··· Provided entries ···

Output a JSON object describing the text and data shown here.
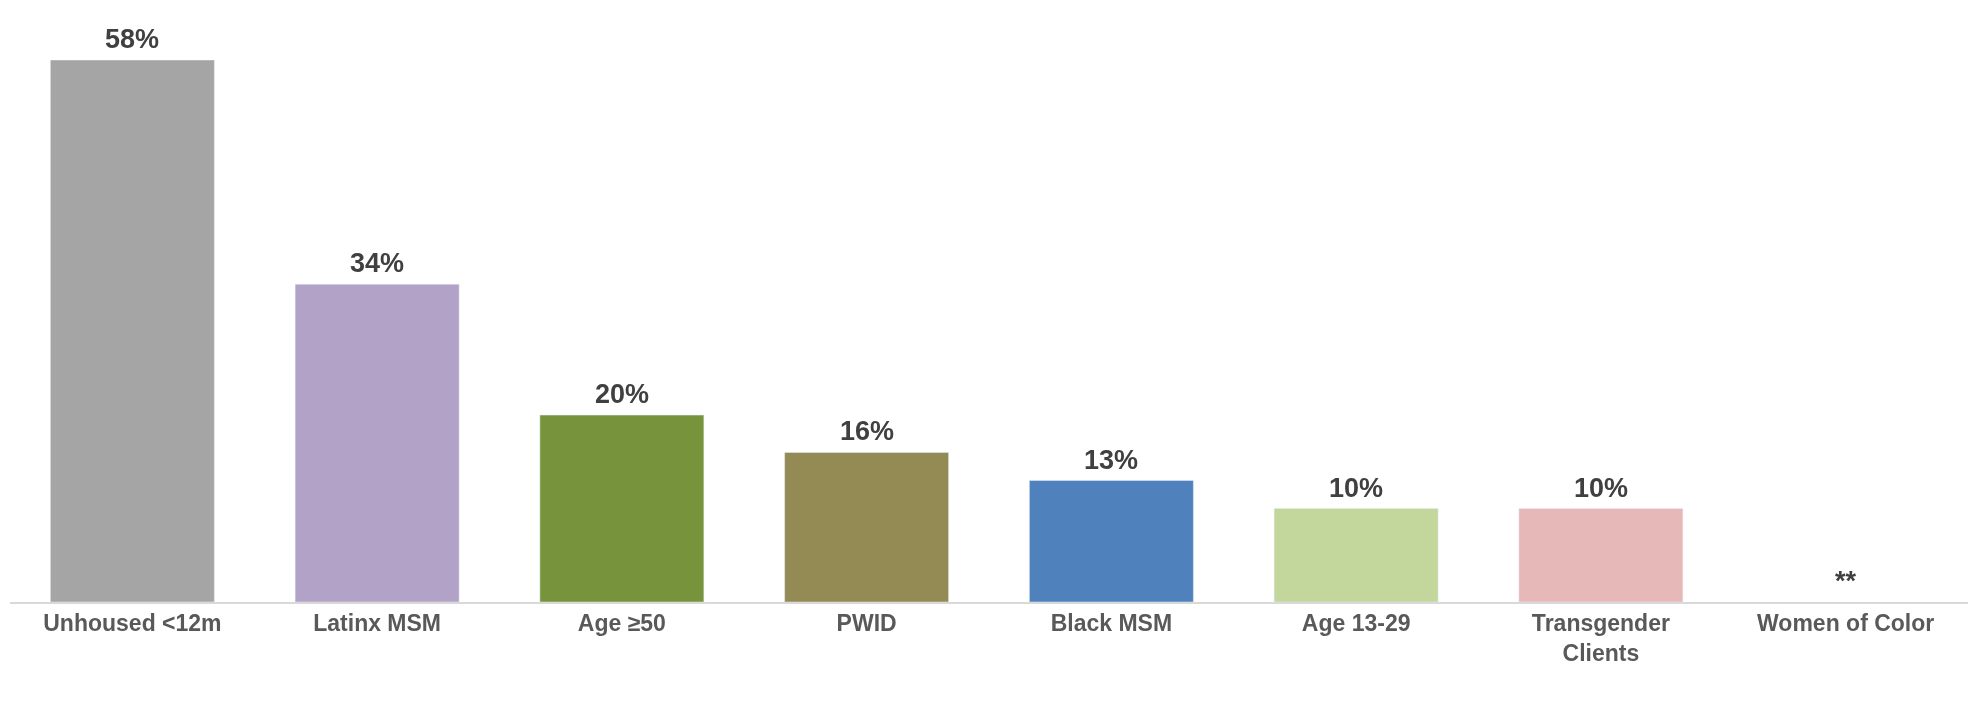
{
  "chart_data": {
    "type": "bar",
    "categories": [
      "Unhoused <12m",
      "Latinx MSM",
      "Age ≥50",
      "PWID",
      "Black MSM",
      "Age 13-29",
      "Transgender Clients",
      "Women of Color"
    ],
    "values": [
      58,
      34,
      20,
      16,
      13,
      10,
      10,
      null
    ],
    "colors": [
      "#a5a5a5",
      "#b3a2c7",
      "#77933c",
      "#948a54",
      "#4f81bd",
      "#c3d69b",
      "#e6b9b8",
      "#ffffff"
    ],
    "value_labels": [
      "58%",
      "34%",
      "20%",
      "16%",
      "13%",
      "10%",
      "10%",
      "**"
    ]
  }
}
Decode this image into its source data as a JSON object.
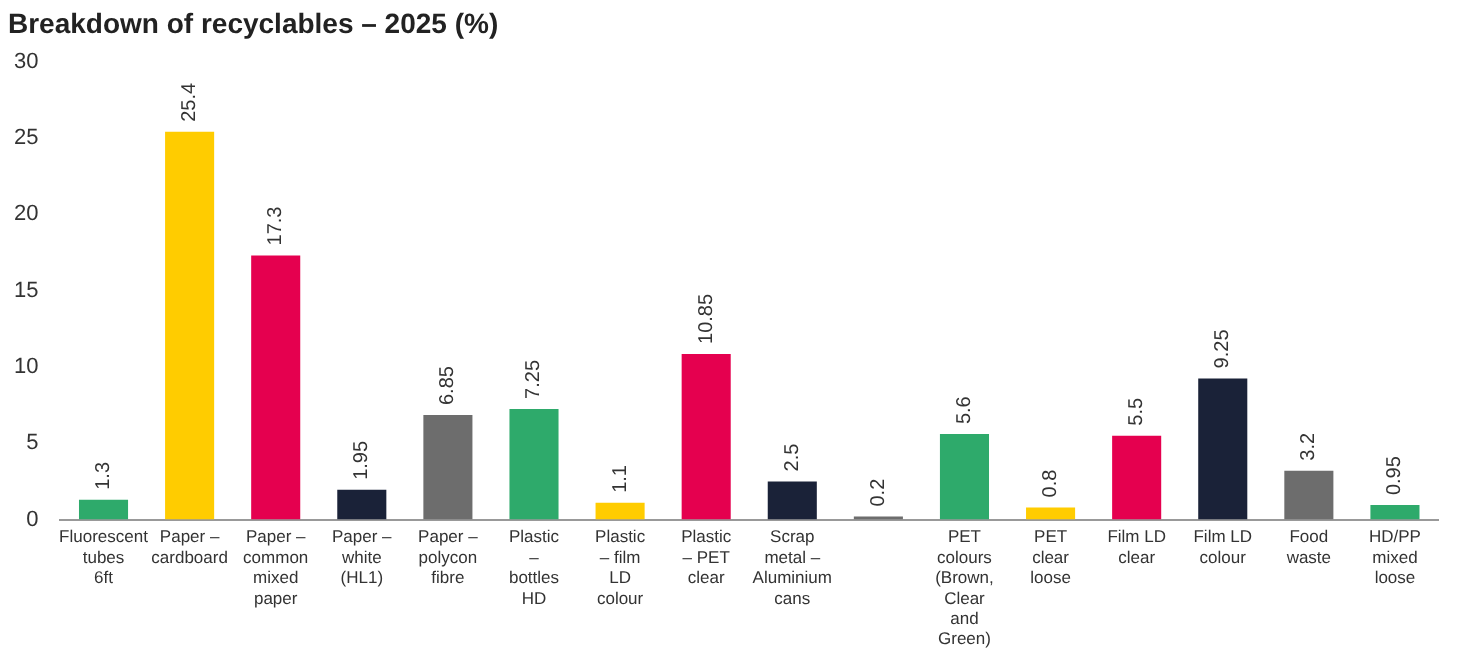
{
  "chart_data": {
    "type": "bar",
    "title": "Breakdown of recyclables – 2025 (%)",
    "categories": [
      "Fluorescent tubes 6ft",
      "Paper – cardboard",
      "Paper – common mixed paper",
      "Paper – white (HL1)",
      "Paper – polycon fibre",
      "Plastic – bottles HD",
      "Plastic – film LD colour",
      "Plastic – PET clear",
      "Scrap metal – Aluminium cans",
      null,
      "PET colours (Brown, Clear and Green)",
      "PET clear loose",
      "Film LD clear",
      "Film LD colour",
      "Food waste",
      "HD/PP mixed loose"
    ],
    "values": [
      1.3,
      25.4,
      17.3,
      1.95,
      6.85,
      7.25,
      1.1,
      10.85,
      2.5,
      0.2,
      5.6,
      0.8,
      5.5,
      9.25,
      3.2,
      0.95
    ],
    "colors": [
      "#2eaa6b",
      "#ffcc00",
      "#e5004f",
      "#1a2238",
      "#6d6d6d",
      "#2eaa6b",
      "#ffcc00",
      "#e5004f",
      "#1a2238",
      "#6d6d6d",
      "#2eaa6b",
      "#ffcc00",
      "#e5004f",
      "#1a2238",
      "#6d6d6d",
      "#2eaa6b"
    ],
    "ylim": [
      0,
      30
    ],
    "yticks": [
      0,
      5,
      10,
      15,
      20,
      25,
      30
    ],
    "grid": false,
    "data_labels": true
  }
}
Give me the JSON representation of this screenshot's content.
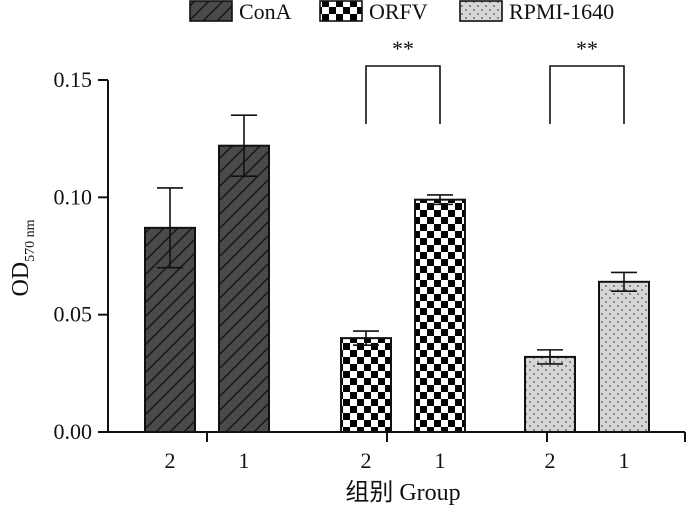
{
  "chart_data": {
    "type": "bar",
    "ylabel": "OD",
    "ylabel_sub": "570 nm",
    "xlabel": "组别 Group",
    "ylim": [
      0,
      0.15
    ],
    "yticks": [
      "0.00",
      "0.05",
      "0.10",
      "0.15"
    ],
    "legend_position": "top",
    "legend": [
      {
        "name": "ConA",
        "pattern": "hatch",
        "color": "#4a4a4a"
      },
      {
        "name": "ORFV",
        "pattern": "checker",
        "color": "#000000"
      },
      {
        "name": "RPMI-1640",
        "pattern": "dots",
        "color": "#d6d6d6"
      }
    ],
    "series": [
      {
        "name": "ConA",
        "pattern": "hatch",
        "categories": [
          "2",
          "1"
        ],
        "values": [
          0.087,
          0.122
        ],
        "errors": [
          0.017,
          0.013
        ]
      },
      {
        "name": "ORFV",
        "pattern": "checker",
        "categories": [
          "2",
          "1"
        ],
        "values": [
          0.04,
          0.099
        ],
        "errors": [
          0.003,
          0.002
        ]
      },
      {
        "name": "RPMI-1640",
        "pattern": "dots",
        "categories": [
          "2",
          "1"
        ],
        "values": [
          0.032,
          0.064
        ],
        "errors": [
          0.003,
          0.004
        ]
      }
    ],
    "significance": [
      {
        "group": "ORFV",
        "label": "**"
      },
      {
        "group": "RPMI-1640",
        "label": "**"
      }
    ]
  }
}
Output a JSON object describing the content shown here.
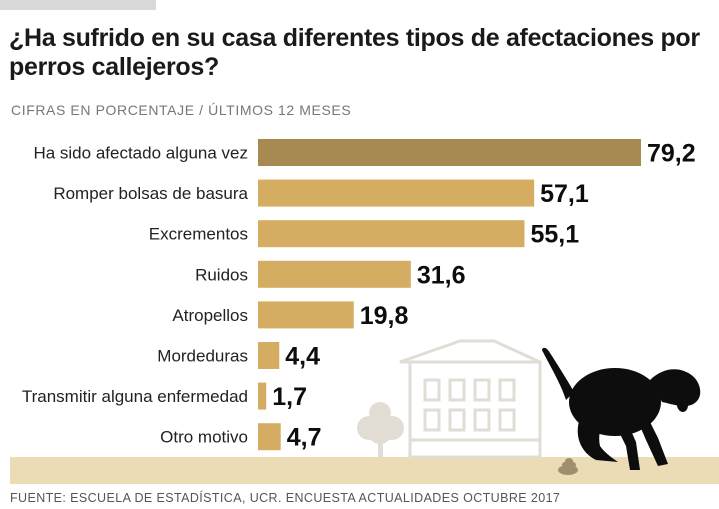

···

§ **Request**
Exclude the pictures and repeat every other part of the records word for word.

§ **Task output**
Output a JSON object describing the text and data shown here.
{
  "chart_data": {
    "type": "bar",
    "categories": [
      "Unhoused <12m",
      "Latinx MSM",
      "Age ≥50",
      "PWID",
      "Black MSM",
      "Age 13-29",
      "Transgender Clients",
      "Women of Color"
    ],
    "values": [
      58,
      34,
      20,
      16,
      13,
      10,
      10,
      null
    ],
    "colors": [
      "#a5a5a5",
      "#b3a2c7",
      "#77933c",
      "#948a54",
      "#4f81bd",
      "#c3d69b",
      "#e6b9b8",
      "#ffffff"
    ],
    "value_labels": [
      "58%",
      "34%",
      "20%",
      "16%",
      "13%",
      "10%",
      "10%",
      "**"
    ]
  }
}
Decode this image into its source data as a JSON object.
{
  "chart_data": {
    "type": "bar",
    "title": "Breakdown of recyclables – 2025 (%)",
    "categories": [
      "Fluorescent tubes 6ft",
      "Paper – cardboard",
      "Paper – common mixed paper",
      "Paper – white (HL1)",
      "Paper – polycon fibre",
      "Plastic – bottles HD",
      "Plastic – film LD colour",
      "Plastic – PET clear",
      "Scrap metal – Aluminium cans",
      null,
      "PET colours (Brown, Clear and Green)",
      "PET clear loose",
      "Film LD clear",
      "Film LD colour",
      "Food waste",
      "HD/PP mixed loose"
    ],
    "values": [
      1.3,
      25.4,
      17.3,
      1.95,
      6.85,
      7.25,
      1.1,
      10.85,
      2.5,
      0.2,
      5.6,
      0.8,
      5.5,
      9.25,
      3.2,
      0.95
    ],
    "colors": [
      "#2eaa6b",
      "#ffcc00",
      "#e5004f",
      "#1a2238",
      "#6d6d6d",
      "#2eaa6b",
      "#ffcc00",
      "#e5004f",
      "#1a2238",
      "#6d6d6d",
      "#2eaa6b",
      "#ffcc00",
      "#e5004f",
      "#1a2238",
      "#6d6d6d",
      "#2eaa6b"
    ],
    "ylim": [
      0,
      30
    ],
    "yticks": [
      0,
      5,
      10,
      15,
      20,
      25,
      30
    ],
    "grid": false,
    "data_labels": true
  }
}
Give me the JSON representation of this screenshot's content.
{
  "chart_data": {
    "type": "bar",
    "ylabel": "OD",
    "ylabel_sub": "570 nm",
    "xlabel": "组别 Group",
    "ylim": [
      0,
      0.15
    ],
    "yticks": [
      "0.00",
      "0.05",
      "0.10",
      "0.15"
    ],
    "legend_position": "top",
    "legend": [
      {
        "name": "ConA",
        "pattern": "hatch",
        "color": "#4a4a4a"
      },
      {
        "name": "ORFV",
        "pattern": "checker",
        "color": "#000000"
      },
      {
        "name": "RPMI-1640",
        "pattern": "dots",
        "color": "#d6d6d6"
      }
    ],
    "series": [
      {
        "name": "ConA",
        "pattern": "hatch",
        "categories": [
          "2",
          "1"
        ],
        "values": [
          0.087,
          0.122
        ],
        "errors": [
          0.017,
          0.013
        ]
      },
      {
        "name": "ORFV",
        "pattern": "checker",
        "categories": [
          "2",
          "1"
        ],
        "values": [
          0.04,
          0.099
        ],
        "errors": [
          0.003,
          0.002
        ]
      },
      {
        "name": "RPMI-1640",
        "pattern": "dots",
        "categories": [
          "2",
          "1"
        ],
        "values": [
          0.032,
          0.064
        ],
        "errors": [
          0.003,
          0.004
        ]
      }
    ],
    "significance": [
      {
        "group": "ORFV",
        "label": "**"
      },
      {
        "group": "RPMI-1640",
        "label": "**"
      }
    ]
  }
}
Output a JSON object describing the content shown here.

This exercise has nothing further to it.